Written task.
Copy these records verbatim, starting at the line that contains "For every button, label, input, icon, or" and ending after the line that contains "- next-bookmark-icon[interactable]: ⚐: [673, 38, 689, 54]". Omit the pictures from your answer.

Data provided.
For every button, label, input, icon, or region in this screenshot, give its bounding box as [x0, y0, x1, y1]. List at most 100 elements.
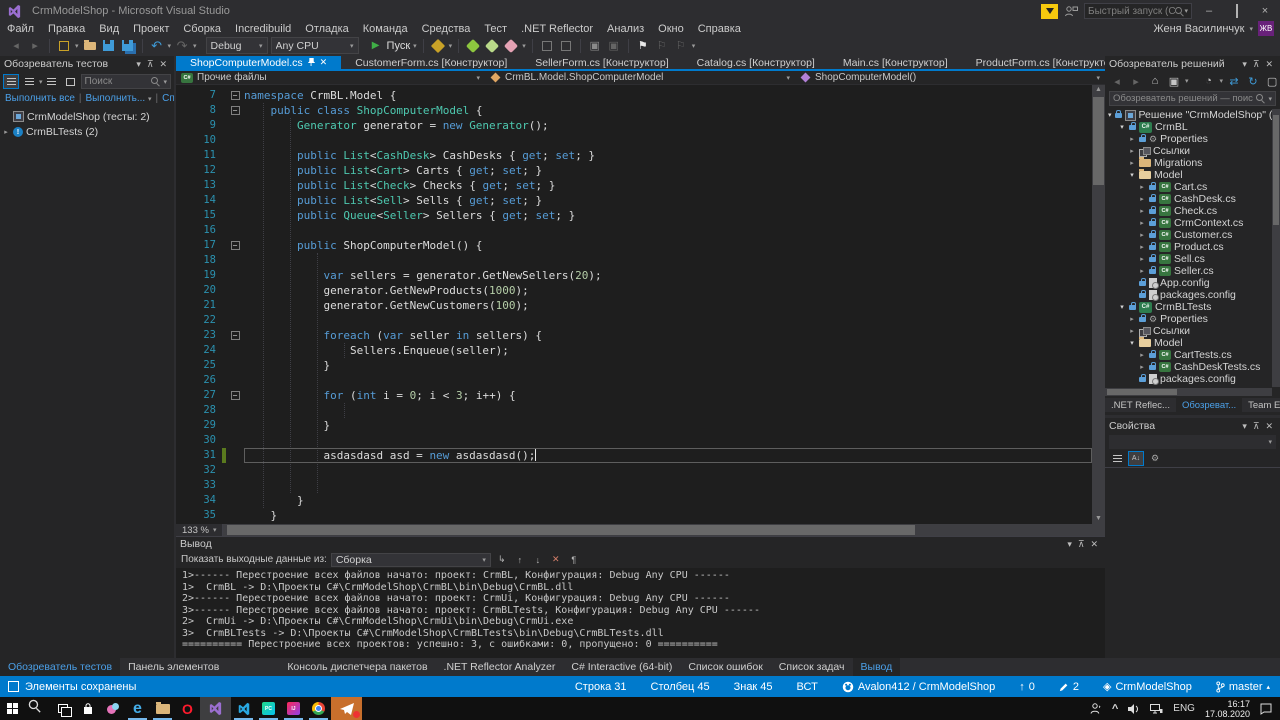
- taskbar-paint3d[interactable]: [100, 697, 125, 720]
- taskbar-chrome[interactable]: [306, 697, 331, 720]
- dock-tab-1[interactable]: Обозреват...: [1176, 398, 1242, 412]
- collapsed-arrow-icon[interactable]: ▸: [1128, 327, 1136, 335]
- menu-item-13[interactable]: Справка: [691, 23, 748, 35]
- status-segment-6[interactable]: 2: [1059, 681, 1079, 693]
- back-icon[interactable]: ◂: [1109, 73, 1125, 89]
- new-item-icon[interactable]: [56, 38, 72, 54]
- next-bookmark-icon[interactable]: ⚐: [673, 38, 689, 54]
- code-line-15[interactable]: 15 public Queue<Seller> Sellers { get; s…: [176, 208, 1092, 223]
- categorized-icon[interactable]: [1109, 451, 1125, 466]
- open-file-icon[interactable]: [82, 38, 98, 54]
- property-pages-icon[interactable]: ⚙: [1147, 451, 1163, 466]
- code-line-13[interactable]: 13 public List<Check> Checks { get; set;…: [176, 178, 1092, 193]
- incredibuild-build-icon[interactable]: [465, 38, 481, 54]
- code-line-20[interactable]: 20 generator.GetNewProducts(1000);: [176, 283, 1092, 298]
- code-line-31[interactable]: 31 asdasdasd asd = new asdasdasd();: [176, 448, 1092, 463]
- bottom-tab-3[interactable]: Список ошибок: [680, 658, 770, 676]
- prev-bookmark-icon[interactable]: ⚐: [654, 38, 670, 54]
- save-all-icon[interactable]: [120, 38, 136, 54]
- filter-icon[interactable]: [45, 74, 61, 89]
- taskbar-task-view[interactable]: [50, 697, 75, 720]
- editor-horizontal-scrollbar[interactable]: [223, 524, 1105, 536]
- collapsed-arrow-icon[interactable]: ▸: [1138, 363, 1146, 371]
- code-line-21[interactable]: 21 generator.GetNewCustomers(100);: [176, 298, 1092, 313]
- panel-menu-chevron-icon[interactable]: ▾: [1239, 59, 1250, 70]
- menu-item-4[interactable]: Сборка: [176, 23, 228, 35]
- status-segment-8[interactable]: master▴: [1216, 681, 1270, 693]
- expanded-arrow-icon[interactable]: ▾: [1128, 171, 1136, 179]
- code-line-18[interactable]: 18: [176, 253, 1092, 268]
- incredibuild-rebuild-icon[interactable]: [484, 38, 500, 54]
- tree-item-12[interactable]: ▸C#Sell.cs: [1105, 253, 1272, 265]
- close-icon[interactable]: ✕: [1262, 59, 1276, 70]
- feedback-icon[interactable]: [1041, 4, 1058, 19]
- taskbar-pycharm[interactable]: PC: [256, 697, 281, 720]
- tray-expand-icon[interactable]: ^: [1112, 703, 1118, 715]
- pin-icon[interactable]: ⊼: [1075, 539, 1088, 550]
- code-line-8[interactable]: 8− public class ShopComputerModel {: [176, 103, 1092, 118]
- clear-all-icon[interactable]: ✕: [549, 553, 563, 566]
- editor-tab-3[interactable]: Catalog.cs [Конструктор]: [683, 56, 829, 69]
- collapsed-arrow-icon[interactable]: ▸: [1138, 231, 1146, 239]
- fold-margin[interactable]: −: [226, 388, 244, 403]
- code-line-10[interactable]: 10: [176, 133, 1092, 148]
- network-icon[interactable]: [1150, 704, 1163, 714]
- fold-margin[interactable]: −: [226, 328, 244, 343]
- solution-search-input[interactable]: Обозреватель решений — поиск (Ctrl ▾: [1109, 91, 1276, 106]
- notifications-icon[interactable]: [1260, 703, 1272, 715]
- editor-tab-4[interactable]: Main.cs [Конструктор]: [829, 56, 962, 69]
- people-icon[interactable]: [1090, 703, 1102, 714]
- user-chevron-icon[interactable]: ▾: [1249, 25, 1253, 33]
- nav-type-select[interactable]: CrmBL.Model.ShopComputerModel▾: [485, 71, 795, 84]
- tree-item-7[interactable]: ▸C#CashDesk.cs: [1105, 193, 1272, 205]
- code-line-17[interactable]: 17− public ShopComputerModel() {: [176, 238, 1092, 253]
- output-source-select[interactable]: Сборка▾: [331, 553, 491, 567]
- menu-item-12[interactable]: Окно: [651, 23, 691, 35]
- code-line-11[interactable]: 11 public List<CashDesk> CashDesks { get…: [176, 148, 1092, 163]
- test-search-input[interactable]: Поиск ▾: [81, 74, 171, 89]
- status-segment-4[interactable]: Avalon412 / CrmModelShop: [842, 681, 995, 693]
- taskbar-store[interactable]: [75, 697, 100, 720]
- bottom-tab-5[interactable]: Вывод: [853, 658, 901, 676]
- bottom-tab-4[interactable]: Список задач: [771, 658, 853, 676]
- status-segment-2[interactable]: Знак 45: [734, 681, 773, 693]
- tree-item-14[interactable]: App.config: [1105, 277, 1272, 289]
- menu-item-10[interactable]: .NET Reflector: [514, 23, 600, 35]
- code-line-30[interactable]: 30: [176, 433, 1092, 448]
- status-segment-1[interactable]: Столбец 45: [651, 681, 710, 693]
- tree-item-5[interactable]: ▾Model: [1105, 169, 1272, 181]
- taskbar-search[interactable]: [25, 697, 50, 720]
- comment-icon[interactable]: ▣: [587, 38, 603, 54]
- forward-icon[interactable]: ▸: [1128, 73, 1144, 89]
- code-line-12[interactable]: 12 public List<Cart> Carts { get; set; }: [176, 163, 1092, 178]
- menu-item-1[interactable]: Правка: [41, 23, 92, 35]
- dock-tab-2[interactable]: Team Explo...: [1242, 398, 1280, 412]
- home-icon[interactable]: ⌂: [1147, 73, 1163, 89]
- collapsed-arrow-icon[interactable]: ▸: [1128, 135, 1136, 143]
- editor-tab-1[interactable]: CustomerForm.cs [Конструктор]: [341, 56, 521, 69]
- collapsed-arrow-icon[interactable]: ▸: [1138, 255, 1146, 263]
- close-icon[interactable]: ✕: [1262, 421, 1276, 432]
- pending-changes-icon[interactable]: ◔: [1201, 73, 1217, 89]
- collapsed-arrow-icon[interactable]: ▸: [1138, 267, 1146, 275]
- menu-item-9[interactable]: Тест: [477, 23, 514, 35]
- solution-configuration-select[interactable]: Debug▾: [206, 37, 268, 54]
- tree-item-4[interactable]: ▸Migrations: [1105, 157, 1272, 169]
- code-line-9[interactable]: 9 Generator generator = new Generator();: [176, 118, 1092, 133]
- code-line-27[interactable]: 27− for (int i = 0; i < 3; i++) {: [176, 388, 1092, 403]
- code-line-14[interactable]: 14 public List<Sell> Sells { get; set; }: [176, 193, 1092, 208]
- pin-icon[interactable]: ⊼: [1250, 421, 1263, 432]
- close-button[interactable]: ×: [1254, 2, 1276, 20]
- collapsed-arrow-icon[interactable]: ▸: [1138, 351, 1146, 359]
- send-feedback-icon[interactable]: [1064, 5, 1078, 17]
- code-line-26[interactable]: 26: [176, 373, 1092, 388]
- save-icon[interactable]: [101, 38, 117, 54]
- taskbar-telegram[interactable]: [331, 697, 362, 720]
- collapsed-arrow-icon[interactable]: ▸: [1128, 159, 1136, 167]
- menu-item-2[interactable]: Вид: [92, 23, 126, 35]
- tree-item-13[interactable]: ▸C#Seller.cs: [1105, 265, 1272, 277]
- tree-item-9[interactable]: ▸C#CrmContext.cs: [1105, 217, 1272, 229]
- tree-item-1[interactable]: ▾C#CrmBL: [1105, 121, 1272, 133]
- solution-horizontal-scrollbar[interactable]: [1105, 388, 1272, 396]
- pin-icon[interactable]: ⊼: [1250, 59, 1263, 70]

--

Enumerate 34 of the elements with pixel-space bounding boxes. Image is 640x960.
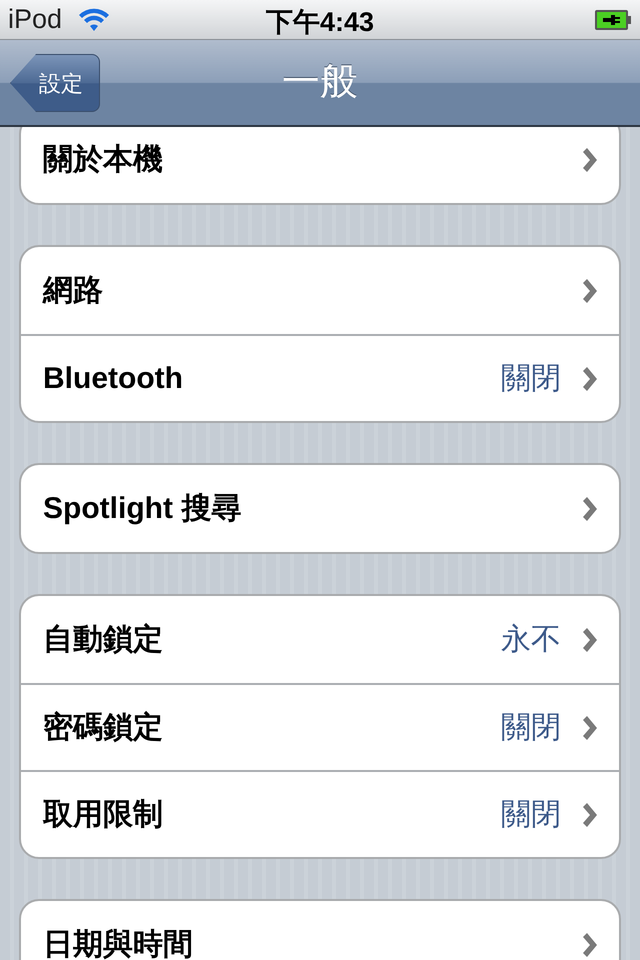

Solution to the problem.
For every button, label, input, icon, or region in this screenshot, give its bounding box as [x0, y0, x1, y1]. List at most 100 elements.
- taskbar-paint3d[interactable]: [100, 697, 125, 720]
- taskbar-chrome[interactable]: [306, 697, 331, 720]
- dock-tab-1[interactable]: Обозреват...: [1176, 398, 1242, 412]
- collapsed-arrow-icon[interactable]: ▸: [1128, 327, 1136, 335]
- menu-item-13[interactable]: Справка: [691, 23, 748, 35]
- status-segment-6[interactable]: 2: [1059, 681, 1079, 693]
- back-icon[interactable]: ◂: [1109, 73, 1125, 89]
- new-item-icon[interactable]: [56, 38, 72, 54]
- next-bookmark-icon[interactable]: ⚐: [673, 38, 689, 54]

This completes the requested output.